Data shown:
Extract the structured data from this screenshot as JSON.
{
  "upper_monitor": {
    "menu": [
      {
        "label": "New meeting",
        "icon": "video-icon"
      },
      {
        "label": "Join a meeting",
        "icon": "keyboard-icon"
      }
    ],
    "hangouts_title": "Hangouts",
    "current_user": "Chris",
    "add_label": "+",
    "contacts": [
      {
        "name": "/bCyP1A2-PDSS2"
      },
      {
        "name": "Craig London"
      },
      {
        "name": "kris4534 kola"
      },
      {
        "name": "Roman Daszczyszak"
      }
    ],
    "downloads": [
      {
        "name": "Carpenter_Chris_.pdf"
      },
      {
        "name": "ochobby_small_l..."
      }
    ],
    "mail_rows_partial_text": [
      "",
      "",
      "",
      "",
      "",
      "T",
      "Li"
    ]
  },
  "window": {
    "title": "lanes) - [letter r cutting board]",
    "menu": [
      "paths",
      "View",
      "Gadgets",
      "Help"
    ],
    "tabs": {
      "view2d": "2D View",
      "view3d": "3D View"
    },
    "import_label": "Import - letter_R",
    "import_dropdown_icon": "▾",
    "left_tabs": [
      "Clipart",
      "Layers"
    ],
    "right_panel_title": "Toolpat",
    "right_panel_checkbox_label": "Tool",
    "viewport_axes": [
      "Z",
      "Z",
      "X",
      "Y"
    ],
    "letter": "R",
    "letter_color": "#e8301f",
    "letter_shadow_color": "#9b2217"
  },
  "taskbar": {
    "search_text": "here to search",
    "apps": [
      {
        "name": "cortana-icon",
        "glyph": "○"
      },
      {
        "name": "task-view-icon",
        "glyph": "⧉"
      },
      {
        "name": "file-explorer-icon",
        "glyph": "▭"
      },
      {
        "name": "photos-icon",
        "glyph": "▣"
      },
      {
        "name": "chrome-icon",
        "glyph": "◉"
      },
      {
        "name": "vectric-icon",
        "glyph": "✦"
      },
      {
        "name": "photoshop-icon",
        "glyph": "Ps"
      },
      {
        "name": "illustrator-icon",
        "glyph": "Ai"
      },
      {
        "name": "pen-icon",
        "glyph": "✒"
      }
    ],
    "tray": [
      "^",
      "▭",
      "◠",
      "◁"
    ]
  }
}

Given problem: Transcribe the material exactly as it reads.

Exercise solution:
Extract the structured data from this screenshot as JSON.
{
  "upper_monitor": {
    "menu": [
      {
        "label": "New meeting",
        "icon": "video-icon"
      },
      {
        "label": "Join a meeting",
        "icon": "keyboard-icon"
      }
    ],
    "hangouts_title": "Hangouts",
    "current_user": "Chris",
    "add_label": "+",
    "contacts": [
      {
        "name": "/bCyP1A2-PDSS2"
      },
      {
        "name": "Craig London"
      },
      {
        "name": "kris4534 kola"
      },
      {
        "name": "Roman Daszczyszak"
      }
    ],
    "downloads": [
      {
        "name": "Carpenter_Chris_.pdf"
      },
      {
        "name": "ochobby_small_l..."
      }
    ],
    "mail_rows_partial_text": [
      "",
      "",
      "",
      "",
      "",
      "T",
      "Li"
    ]
  },
  "window": {
    "title": "lanes) - [letter r cutting board]",
    "menu": [
      "paths",
      "View",
      "Gadgets",
      "Help"
    ],
    "tabs": {
      "view2d": "2D View",
      "view3d": "3D View"
    },
    "import_label": "Import - letter_R",
    "import_dropdown_icon": "▾",
    "left_tabs": [
      "Clipart",
      "Layers"
    ],
    "right_panel_title": "Toolpat",
    "right_panel_checkbox_label": "Tool",
    "viewport_axes": [
      "Z",
      "Z",
      "X",
      "Y"
    ],
    "letter": "R",
    "letter_color": "#e8301f",
    "letter_shadow_color": "#9b2217"
  },
  "taskbar": {
    "search_text": "here to search",
    "apps": [
      {
        "name": "cortana-icon",
        "glyph": "○"
      },
      {
        "name": "task-view-icon",
        "glyph": "⧉"
      },
      {
        "name": "file-explorer-icon",
        "glyph": "▭"
      },
      {
        "name": "photos-icon",
        "glyph": "▣"
      },
      {
        "name": "chrome-icon",
        "glyph": "◉"
      },
      {
        "name": "vectric-icon",
        "glyph": "✦"
      },
      {
        "name": "photoshop-icon",
        "glyph": "Ps"
      },
      {
        "name": "illustrator-icon",
        "glyph": "Ai"
      },
      {
        "name": "pen-icon",
        "glyph": "✒"
      }
    ],
    "tray": [
      "^",
      "▭",
      "◠",
      "◁"
    ]
  }
}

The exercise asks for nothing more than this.